▸ **Task**
Copy out all the lines exactly. Omit pictures.

▸ **Recorded information**
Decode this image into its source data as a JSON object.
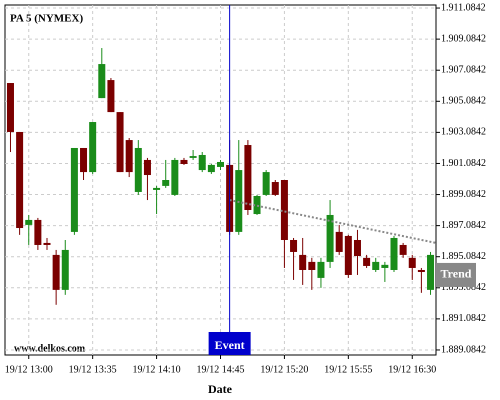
{
  "chart_data": {
    "type": "candlestick",
    "title": "PA 5 (NYMEX)",
    "x_label": "Date",
    "watermark": "www.delkos.com",
    "up_color": "#1a8c1a",
    "down_color": "#7b0000",
    "grid": true,
    "x": [
      "19/12 12:50",
      "19/12 12:55",
      "19/12 13:00",
      "19/12 13:05",
      "19/12 13:10",
      "19/12 13:15",
      "19/12 13:20",
      "19/12 13:25",
      "19/12 13:30",
      "19/12 13:35",
      "19/12 13:40",
      "19/12 13:45",
      "19/12 13:50",
      "19/12 13:55",
      "19/12 14:00",
      "19/12 14:05",
      "19/12 14:10",
      "19/12 14:15",
      "19/12 14:20",
      "19/12 14:25",
      "19/12 14:30",
      "19/12 14:35",
      "19/12 14:40",
      "19/12 14:45",
      "19/12 14:50",
      "19/12 14:55",
      "19/12 15:00",
      "19/12 15:05",
      "19/12 15:10",
      "19/12 15:15",
      "19/12 15:20",
      "19/12 15:25",
      "19/12 15:30",
      "19/12 15:35",
      "19/12 15:40",
      "19/12 15:45",
      "19/12 15:50",
      "19/12 15:55",
      "19/12 16:00",
      "19/12 16:05",
      "19/12 16:10",
      "19/12 16:15",
      "19/12 16:20",
      "19/12 16:25",
      "19/12 16:30",
      "19/12 16:35",
      "19/12 16:40"
    ],
    "open": [
      1906.26,
      1903.11,
      1897.13,
      1897.45,
      1895.97,
      1895.2,
      1892.95,
      1896.68,
      1902.08,
      1900.53,
      1905.29,
      1906.45,
      1904.39,
      1902.59,
      1899.25,
      1901.31,
      1899.38,
      1899.64,
      1899.06,
      1901.31,
      1901.44,
      1900.66,
      1900.53,
      1900.86,
      1900.99,
      1896.68,
      1902.27,
      1897.83,
      1899.06,
      1899.89,
      1900.02,
      1896.16,
      1895.2,
      1894.75,
      1893.72,
      1894.75,
      1896.68,
      1896.42,
      1896.16,
      1895.01,
      1894.23,
      1894.36,
      1894.23,
      1895.84,
      1895.01,
      1894.23,
      1892.95
    ],
    "close": [
      1903.11,
      1896.93,
      1897.45,
      1895.84,
      1895.84,
      1892.95,
      1895.52,
      1902.08,
      1900.53,
      1903.75,
      1907.48,
      1904.39,
      1900.53,
      1900.53,
      1902.08,
      1900.34,
      1899.51,
      1900.02,
      1901.31,
      1901.05,
      1901.56,
      1901.63,
      1900.99,
      1901.18,
      1896.68,
      1900.66,
      1898.09,
      1898.99,
      1900.53,
      1899.06,
      1896.16,
      1895.39,
      1894.23,
      1894.23,
      1894.75,
      1897.77,
      1895.39,
      1893.91,
      1895.13,
      1894.49,
      1894.75,
      1894.56,
      1896.29,
      1895.2,
      1894.36,
      1894.1,
      1895.2
    ],
    "high": [
      1906.26,
      1903.11,
      1897.77,
      1897.58,
      1896.29,
      1895.52,
      1896.16,
      1902.08,
      1902.08,
      1903.75,
      1908.51,
      1906.58,
      1904.39,
      1902.72,
      1902.59,
      1901.44,
      1899.64,
      1901.31,
      1901.44,
      1901.44,
      1901.95,
      1901.82,
      1901.05,
      1901.31,
      1902.59,
      1902.59,
      1902.59,
      1899.06,
      1900.66,
      1900.02,
      1900.02,
      1896.29,
      1896.29,
      1895.01,
      1895.01,
      1898.73,
      1897.13,
      1896.49,
      1896.81,
      1895.2,
      1895.01,
      1894.75,
      1896.42,
      1895.97,
      1895.2,
      1894.36,
      1895.39
    ],
    "low": [
      1901.82,
      1896.49,
      1895.84,
      1895.52,
      1895.52,
      1891.99,
      1892.63,
      1896.49,
      1900.02,
      1900.41,
      1905.29,
      1904.39,
      1900.53,
      1900.21,
      1899.06,
      1898.73,
      1897.83,
      1899.51,
      1898.99,
      1900.99,
      1901.31,
      1900.53,
      1900.41,
      1900.66,
      1896.49,
      1896.49,
      1897.77,
      1897.77,
      1898.99,
      1898.99,
      1894.36,
      1893.59,
      1893.27,
      1892.95,
      1893.08,
      1894.36,
      1895.2,
      1893.72,
      1893.91,
      1894.36,
      1894.1,
      1893.46,
      1894.1,
      1895.01,
      1893.59,
      1892.76,
      1892.63
    ],
    "xlim": [
      "19/12 12:47",
      "19/12 16:43"
    ],
    "xticks": [
      "19/12 13:00",
      "19/12 13:35",
      "19/12 14:10",
      "19/12 14:45",
      "19/12 15:20",
      "19/12 15:55",
      "19/12 16:30"
    ],
    "ylim": [
      1888.76,
      1911.28
    ],
    "yticks": [
      {
        "value": 1889.0842,
        "label": "1.889.0842"
      },
      {
        "value": 1891.0842,
        "label": "1.891.0842"
      },
      {
        "value": 1893.0842,
        "label": "1.893.0842"
      },
      {
        "value": 1895.0842,
        "label": "1.895.0842"
      },
      {
        "value": 1897.0842,
        "label": "1.897.0842"
      },
      {
        "value": 1899.0842,
        "label": "1.899.0842"
      },
      {
        "value": 1901.0842,
        "label": "1.901.0842"
      },
      {
        "value": 1903.0842,
        "label": "1.903.0842"
      },
      {
        "value": 1905.0842,
        "label": "1.905.0842"
      },
      {
        "value": 1907.0842,
        "label": "1.907.0842"
      },
      {
        "value": 1909.0842,
        "label": "1.909.0842"
      },
      {
        "value": 1911.0842,
        "label": "1.911.0842"
      }
    ],
    "event": {
      "label": "Event",
      "x": "19/12 14:50",
      "color": "#0000cc"
    },
    "trend": {
      "label": "Trend",
      "x": [
        "19/12 14:50",
        "19/12 16:43"
      ],
      "values": [
        1898.73,
        1895.97
      ],
      "color": "#888888"
    }
  }
}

▸ **Task response**
Decode this image into its source data as a JSON object.
{
  "chart_data": {
    "type": "candlestick",
    "title": "PA 5 (NYMEX)",
    "x_label": "Date",
    "watermark": "www.delkos.com",
    "up_color": "#1a8c1a",
    "down_color": "#7b0000",
    "grid": true,
    "x": [
      "19/12 12:50",
      "19/12 12:55",
      "19/12 13:00",
      "19/12 13:05",
      "19/12 13:10",
      "19/12 13:15",
      "19/12 13:20",
      "19/12 13:25",
      "19/12 13:30",
      "19/12 13:35",
      "19/12 13:40",
      "19/12 13:45",
      "19/12 13:50",
      "19/12 13:55",
      "19/12 14:00",
      "19/12 14:05",
      "19/12 14:10",
      "19/12 14:15",
      "19/12 14:20",
      "19/12 14:25",
      "19/12 14:30",
      "19/12 14:35",
      "19/12 14:40",
      "19/12 14:45",
      "19/12 14:50",
      "19/12 14:55",
      "19/12 15:00",
      "19/12 15:05",
      "19/12 15:10",
      "19/12 15:15",
      "19/12 15:20",
      "19/12 15:25",
      "19/12 15:30",
      "19/12 15:35",
      "19/12 15:40",
      "19/12 15:45",
      "19/12 15:50",
      "19/12 15:55",
      "19/12 16:00",
      "19/12 16:05",
      "19/12 16:10",
      "19/12 16:15",
      "19/12 16:20",
      "19/12 16:25",
      "19/12 16:30",
      "19/12 16:35",
      "19/12 16:40"
    ],
    "open": [
      1906.26,
      1903.11,
      1897.13,
      1897.45,
      1895.97,
      1895.2,
      1892.95,
      1896.68,
      1902.08,
      1900.53,
      1905.29,
      1906.45,
      1904.39,
      1902.59,
      1899.25,
      1901.31,
      1899.38,
      1899.64,
      1899.06,
      1901.31,
      1901.44,
      1900.66,
      1900.53,
      1900.86,
      1900.99,
      1896.68,
      1902.27,
      1897.83,
      1899.06,
      1899.89,
      1900.02,
      1896.16,
      1895.2,
      1894.75,
      1893.72,
      1894.75,
      1896.68,
      1896.42,
      1896.16,
      1895.01,
      1894.23,
      1894.36,
      1894.23,
      1895.84,
      1895.01,
      1894.23,
      1892.95
    ],
    "close": [
      1903.11,
      1896.93,
      1897.45,
      1895.84,
      1895.84,
      1892.95,
      1895.52,
      1902.08,
      1900.53,
      1903.75,
      1907.48,
      1904.39,
      1900.53,
      1900.53,
      1902.08,
      1900.34,
      1899.51,
      1900.02,
      1901.31,
      1901.05,
      1901.56,
      1901.63,
      1900.99,
      1901.18,
      1896.68,
      1900.66,
      1898.09,
      1898.99,
      1900.53,
      1899.06,
      1896.16,
      1895.39,
      1894.23,
      1894.23,
      1894.75,
      1897.77,
      1895.39,
      1893.91,
      1895.13,
      1894.49,
      1894.75,
      1894.56,
      1896.29,
      1895.2,
      1894.36,
      1894.1,
      1895.2
    ],
    "high": [
      1906.26,
      1903.11,
      1897.77,
      1897.58,
      1896.29,
      1895.52,
      1896.16,
      1902.08,
      1902.08,
      1903.75,
      1908.51,
      1906.58,
      1904.39,
      1902.72,
      1902.59,
      1901.44,
      1899.64,
      1901.31,
      1901.44,
      1901.44,
      1901.95,
      1901.82,
      1901.05,
      1901.31,
      1902.59,
      1902.59,
      1902.59,
      1899.06,
      1900.66,
      1900.02,
      1900.02,
      1896.29,
      1896.29,
      1895.01,
      1895.01,
      1898.73,
      1897.13,
      1896.49,
      1896.81,
      1895.2,
      1895.01,
      1894.75,
      1896.42,
      1895.97,
      1895.2,
      1894.36,
      1895.39
    ],
    "low": [
      1901.82,
      1896.49,
      1895.84,
      1895.52,
      1895.52,
      1891.99,
      1892.63,
      1896.49,
      1900.02,
      1900.41,
      1905.29,
      1904.39,
      1900.53,
      1900.21,
      1899.06,
      1898.73,
      1897.83,
      1899.51,
      1898.99,
      1900.99,
      1901.31,
      1900.53,
      1900.41,
      1900.66,
      1896.49,
      1896.49,
      1897.77,
      1897.77,
      1898.99,
      1898.99,
      1894.36,
      1893.59,
      1893.27,
      1892.95,
      1893.08,
      1894.36,
      1895.2,
      1893.72,
      1893.91,
      1894.36,
      1894.1,
      1893.46,
      1894.1,
      1895.01,
      1893.59,
      1892.76,
      1892.63
    ],
    "xlim": [
      "19/12 12:47",
      "19/12 16:43"
    ],
    "xticks": [
      "19/12 13:00",
      "19/12 13:35",
      "19/12 14:10",
      "19/12 14:45",
      "19/12 15:20",
      "19/12 15:55",
      "19/12 16:30"
    ],
    "ylim": [
      1888.76,
      1911.28
    ],
    "yticks": [
      {
        "value": 1889.0842,
        "label": "1.889.0842"
      },
      {
        "value": 1891.0842,
        "label": "1.891.0842"
      },
      {
        "value": 1893.0842,
        "label": "1.893.0842"
      },
      {
        "value": 1895.0842,
        "label": "1.895.0842"
      },
      {
        "value": 1897.0842,
        "label": "1.897.0842"
      },
      {
        "value": 1899.0842,
        "label": "1.899.0842"
      },
      {
        "value": 1901.0842,
        "label": "1.901.0842"
      },
      {
        "value": 1903.0842,
        "label": "1.903.0842"
      },
      {
        "value": 1905.0842,
        "label": "1.905.0842"
      },
      {
        "value": 1907.0842,
        "label": "1.907.0842"
      },
      {
        "value": 1909.0842,
        "label": "1.909.0842"
      },
      {
        "value": 1911.0842,
        "label": "1.911.0842"
      }
    ],
    "event": {
      "label": "Event",
      "x": "19/12 14:50",
      "color": "#0000cc"
    },
    "trend": {
      "label": "Trend",
      "x": [
        "19/12 14:50",
        "19/12 16:43"
      ],
      "values": [
        1898.73,
        1895.97
      ],
      "color": "#888888"
    }
  }
}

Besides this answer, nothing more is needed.